Task goal
Copy every line that contains the string "espérais" from the entries below.
§ §
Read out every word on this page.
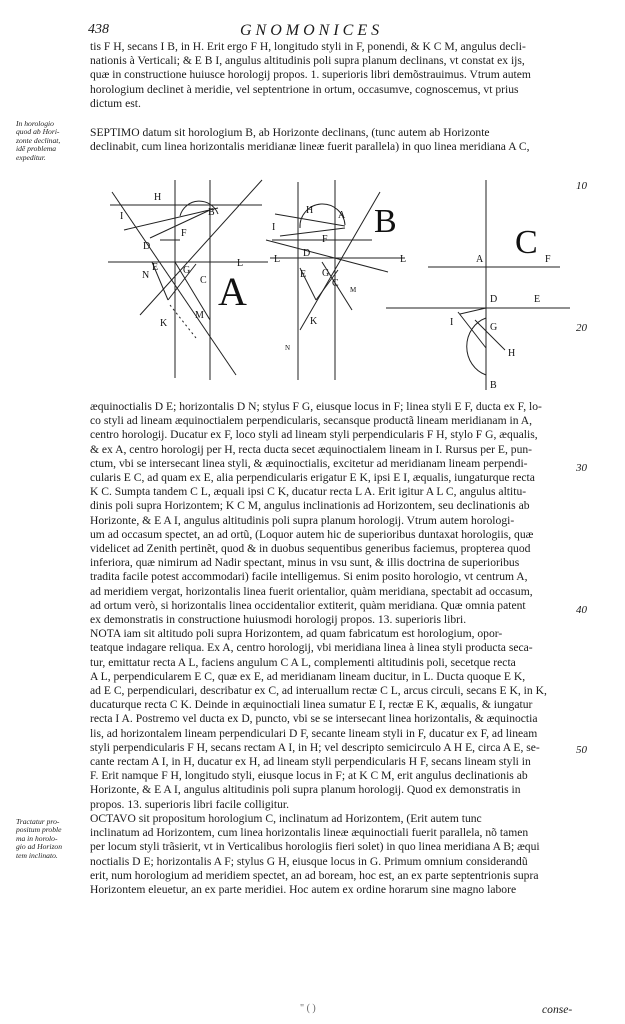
438	GNOMONICES
tis F H, secans I B, in H. Erit ergo F H, longitudo styli in F, ponendi, & K C M, angulus decli-
nationis à Verticali; & E B I, angulus altitudinis poli supra planum declinans, vt constat ex ijs,
quæ in constructione huiusce horologij propos. 1. superioris libri demõstrauimus. Vtrum autem
horologium declinet à meridie, vel septentrione in ortum, occasumve, cognoscemus, vt prius
dictum est.
In horologio
quod ab Hori-
zonte declinat,
idē problema
expeditur.
SEPTIMO datum sit horologium B, ab Horizonte declinans, (tunc autem ab Horizonte
declinabit, cum linea horizontalis meridianæ lineæ fuerit parallela) in quo linea meridiana A C,
10
20
30
40
50
A
B
C
I
H
B
F
D
E G
C
N
K
M
L
I
H A
F
D
L
E G
C
K
M
N
L	A	F
D	E
I	G
H
B
æquinoctialis D E; horizontalis D N; stylus F G, eiusque locus in F; linea styli E F, ducta ex F, lo-
co styli ad lineam æquinoctialem perpendicularis, secansque productã lineam meridianam in A,
centro horologij. Ducatur ex F, loco styli ad lineam styli perpendicularis F H, stylo F G, æqualis,
& ex A, centro horologij per H, recta ducta secet æquinoctialem lineam in I. Rursus per E, pun-
ctum, vbi se intersecant linea styli, & æquinoctialis, excitetur ad meridianam lineam perpendi-
cularis E C, ad quam ex E, alia perpendicularis erigatur E K, ipsi E I, æqualis, iungaturque recta
K C. Sumpta tandem C L, æquali ipsi C K, ducatur recta L A. Erit igitur A L C, angulus altitu-
dinis poli supra Horizontem; K C M, angulus inclinationis ad Horizontem, seu declinationis ab
Horizonte, & E A I, angulus altitudinis poli supra planum horologij. Vtrum autem horologi-
um ad occasum spectet, an ad ortũ, (Loquor autem hic de superioribus duntaxat horologiis, quæ
videlicet ad Zenith pertinẽt, quod & in duobus sequentibus generibus faciemus, propterea quod
inferiora, quæ nimirum ad Nadir spectant, minus in vsu sunt, & illis doctrina de superioribus
tradita facile potest accommodari) facile intelligemus. Si enim posito horologio, vt centrum A,
ad meridiem vergat, horizontalis linea fuerit orientalior, quàm meridiana, spectabit ad occasum,
ad ortum verò, si horizontalis linea occidentalior extiterit, quàm meridiana. Quæ omnia patent
ex demonstratis in constructione huiusmodi horologij propos. 13. superioris libri.
NOTA iam sit altitudo poli supra Horizontem, ad quam fabricatum est horologium, opor-
teatque indagare reliqua. Ex A, centro horologij, vbi meridiana linea à linea styli producta seca-
tur, emittatur recta A L, faciens angulum C A L, complementi altitudinis poli, secetque recta
A L, perpendicularem E C, quæ ex E, ad meridianam lineam ducitur, in L. Ducta quoque E K,
ad E C, perpendiculari, describatur ex C, ad interuallum rectæ C L, arcus circuli, secans E K, in K,
ducaturque recta C K. Deinde in æquinoctiali linea sumatur E I, rectæ E K, æqualis, & iungatur
recta I A. Postremo vel ducta ex D, puncto, vbi se se intersecant linea horizontalis, & æquinoctia
lis, ad horizontalem lineam perpendiculari D F, secante lineam styli in F, ducatur ex F, ad lineam
styli perpendicularis F H, secans rectam A I, in H; vel descripto semicirculo A H E, circa A E, se-
cante rectam A I, in H, ducatur ex H, ad lineam styli perpendicularis H F, secans lineam styli in
F. Erit namque F H, longitudo styli, eiusque locus in F; at K C M, erit angulus declinationis ab
Horizonte, & E A I, angulus altitudinis poli supra planum horologij. Quod ex demonstratis in
propos. 13. superioris libri facile colligitur.
OCTAVO sit propositum horologium C, inclinatum ad Horizontem, (Erit autem tunc
inclinatum ad Horizontem, cum linea horizontalis lineæ æquinoctiali fuerit parallela, nõ tamen
per locum styli trãsierit, vt in Verticalibus horologiis fieri solet) in quo linea meridiana A B; æqui
noctialis D E; horizontalis A F; stylus G H, eiusque locus in G. Primum omnium considerandũ
erit, num horologium ad meridiem spectet, an ad boream, hoc est, an ex parte septentrionis supra
Horizontem eleuetur, an ex parte meridiei. Hoc autem ex ordine horarum sine magno labore
Tractatur pro-
positum proble
ma in horolo-
gio ad Horizon
tem inclinato.
" ( )	conse-
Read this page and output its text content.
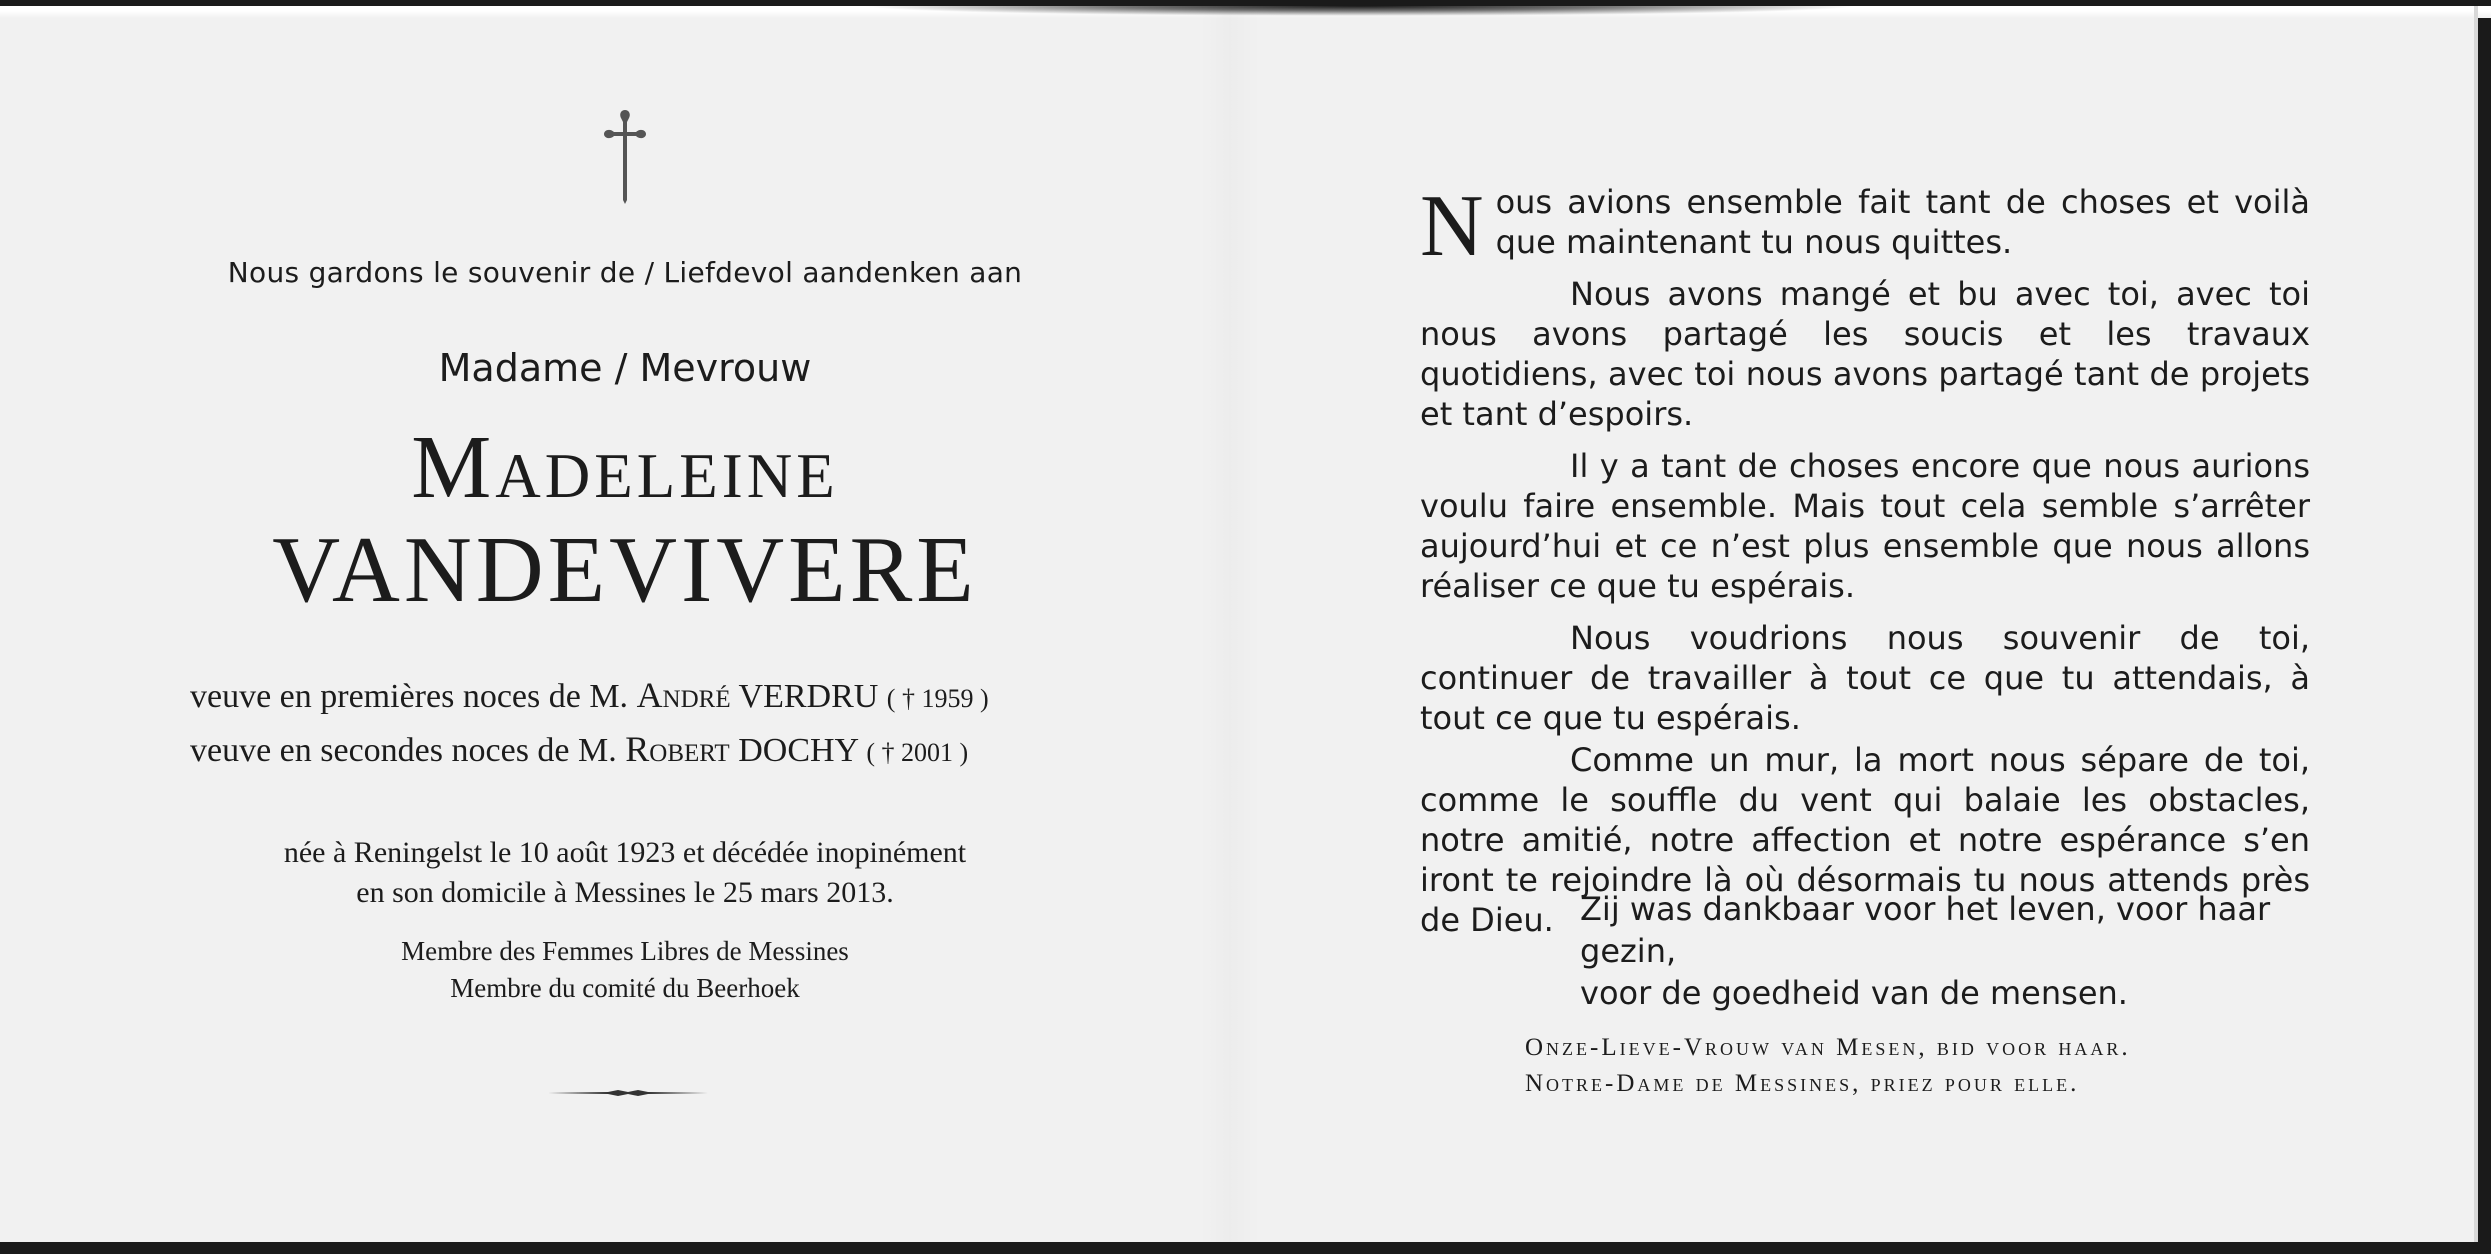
Nous gardons le souvenir de / Liefdevol aandenken aan
Madame / Mevrouw
Madeleine
VANDEVIVERE
veuve en premières noces de M. André VERDRU ( † 1959 )
veuve en secondes noces de M. Robert DOCHY ( † 2001 )
née à Reningelst le 10 août 1923 et décédée inopinément
en son domicile à Messines le 25 mars 2013.
Membre des Femmes Libres de Messines
Membre du comité du Beerhoek
N ous avions ensemble fait tant de choses et voilà que maintenant tu nous quittes.

Nous avons mangé et bu avec toi, avec toi nous avons partagé les soucis et les travaux quotidiens, avec toi nous avons partagé tant de projets et tant d’espoirs.

Il y a tant de choses encore que nous aurions voulu faire ensemble. Mais tout cela semble s’arrêter aujourd’hui et ce n’est plus ensemble que nous allons réaliser ce que tu espérais.

Nous voudrions nous souvenir de toi, continuer de travailler à tout ce que tu attendais, à tout ce que tu espérais.

Comme un mur, la mort nous sépare de toi, comme le souffle du vent qui balaie les obstacles, notre amitié, notre affection et notre espérance s’en iront te rejoindre là où désormais tu nous attends près de Dieu. Zij was dankbaar voor het leven, voor haar gezin,
voor de goedheid van de mensen.
Onze-Lieve-Vrouw van Mesen, bid voor haar.
Notre-Dame de Messines, priez pour elle.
§ §
Response
Il y a tant de choses encore que nous aurions voulu faire ensemble. Mais tout cela semble s’arrêter aujourd’hui et ce n’est plus ensemble que nous allons réaliser ce que tu espérais.
Nous voudrions nous souvenir de toi, continuer de travailler à tout ce que tu attendais, à tout ce que tu espérais.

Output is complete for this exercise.